▶ **STATED EXERCISE**
Every line below is to be quoted exactly, with nothing added or dropped.

* START INFORMATION PROVIDED *

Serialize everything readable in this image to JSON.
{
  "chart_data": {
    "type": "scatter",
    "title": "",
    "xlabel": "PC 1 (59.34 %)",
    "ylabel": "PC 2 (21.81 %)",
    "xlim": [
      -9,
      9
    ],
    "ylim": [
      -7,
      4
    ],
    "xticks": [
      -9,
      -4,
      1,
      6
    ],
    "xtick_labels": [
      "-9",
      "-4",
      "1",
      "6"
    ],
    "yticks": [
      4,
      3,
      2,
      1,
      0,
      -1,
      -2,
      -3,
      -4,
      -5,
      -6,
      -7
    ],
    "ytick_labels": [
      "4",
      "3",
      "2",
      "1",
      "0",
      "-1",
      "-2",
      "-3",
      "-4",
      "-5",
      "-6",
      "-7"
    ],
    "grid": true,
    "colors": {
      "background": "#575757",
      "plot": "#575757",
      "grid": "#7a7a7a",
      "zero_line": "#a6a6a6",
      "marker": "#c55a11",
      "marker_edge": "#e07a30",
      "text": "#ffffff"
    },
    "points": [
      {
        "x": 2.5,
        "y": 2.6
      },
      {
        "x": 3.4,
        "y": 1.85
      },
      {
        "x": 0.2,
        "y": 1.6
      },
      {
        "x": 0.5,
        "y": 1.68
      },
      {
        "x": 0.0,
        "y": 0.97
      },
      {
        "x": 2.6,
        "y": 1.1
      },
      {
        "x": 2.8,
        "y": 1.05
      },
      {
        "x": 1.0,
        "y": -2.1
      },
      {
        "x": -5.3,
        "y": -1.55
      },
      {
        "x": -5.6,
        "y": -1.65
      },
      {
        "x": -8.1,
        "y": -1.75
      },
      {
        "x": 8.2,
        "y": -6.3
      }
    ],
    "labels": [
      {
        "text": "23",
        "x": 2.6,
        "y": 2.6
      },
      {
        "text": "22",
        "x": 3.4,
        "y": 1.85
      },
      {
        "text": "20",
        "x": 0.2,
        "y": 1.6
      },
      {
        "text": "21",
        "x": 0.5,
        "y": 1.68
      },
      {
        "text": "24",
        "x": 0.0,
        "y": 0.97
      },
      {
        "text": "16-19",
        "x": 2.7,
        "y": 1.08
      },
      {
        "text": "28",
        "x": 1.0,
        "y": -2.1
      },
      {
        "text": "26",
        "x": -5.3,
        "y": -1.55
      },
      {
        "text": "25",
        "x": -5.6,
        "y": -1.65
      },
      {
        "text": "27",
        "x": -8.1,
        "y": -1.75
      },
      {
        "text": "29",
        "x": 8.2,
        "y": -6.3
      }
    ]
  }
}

* END INFORMATION PROVIDED *

▶ **COMPLETED TASK**
Serialize everything readable in this image to JSON.
{
  "chart_data": {
    "type": "scatter",
    "title": "",
    "xlabel": "PC 1 (59.34 %)",
    "ylabel": "PC 2 (21.81 %)",
    "xlim": [
      -9,
      9
    ],
    "ylim": [
      -7,
      4
    ],
    "xticks": [
      -9,
      -4,
      1,
      6
    ],
    "xtick_labels": [
      "-9",
      "-4",
      "1",
      "6"
    ],
    "yticks": [
      4,
      3,
      2,
      1,
      0,
      -1,
      -2,
      -3,
      -4,
      -5,
      -6,
      -7
    ],
    "ytick_labels": [
      "4",
      "3",
      "2",
      "1",
      "0",
      "-1",
      "-2",
      "-3",
      "-4",
      "-5",
      "-6",
      "-7"
    ],
    "grid": true,
    "colors": {
      "background": "#575757",
      "plot": "#575757",
      "grid": "#7a7a7a",
      "zero_line": "#a6a6a6",
      "marker": "#c55a11",
      "marker_edge": "#e07a30",
      "text": "#ffffff"
    },
    "points": [
      {
        "x": 2.5,
        "y": 2.6
      },
      {
        "x": 3.4,
        "y": 1.85
      },
      {
        "x": 0.2,
        "y": 1.6
      },
      {
        "x": 0.5,
        "y": 1.68
      },
      {
        "x": 0.0,
        "y": 0.97
      },
      {
        "x": 2.6,
        "y": 1.1
      },
      {
        "x": 2.8,
        "y": 1.05
      },
      {
        "x": 1.0,
        "y": -2.1
      },
      {
        "x": -5.3,
        "y": -1.55
      },
      {
        "x": -5.6,
        "y": -1.65
      },
      {
        "x": -8.1,
        "y": -1.75
      },
      {
        "x": 8.2,
        "y": -6.3
      }
    ],
    "labels": [
      {
        "text": "23",
        "x": 2.6,
        "y": 2.6
      },
      {
        "text": "22",
        "x": 3.4,
        "y": 1.85
      },
      {
        "text": "20",
        "x": 0.2,
        "y": 1.6
      },
      {
        "text": "21",
        "x": 0.5,
        "y": 1.68
      },
      {
        "text": "24",
        "x": 0.0,
        "y": 0.97
      },
      {
        "text": "16-19",
        "x": 2.7,
        "y": 1.08
      },
      {
        "text": "28",
        "x": 1.0,
        "y": -2.1
      },
      {
        "text": "26",
        "x": -5.3,
        "y": -1.55
      },
      {
        "text": "25",
        "x": -5.6,
        "y": -1.65
      },
      {
        "text": "27",
        "x": -8.1,
        "y": -1.75
      },
      {
        "text": "29",
        "x": 8.2,
        "y": -6.3
      }
    ]
  }
}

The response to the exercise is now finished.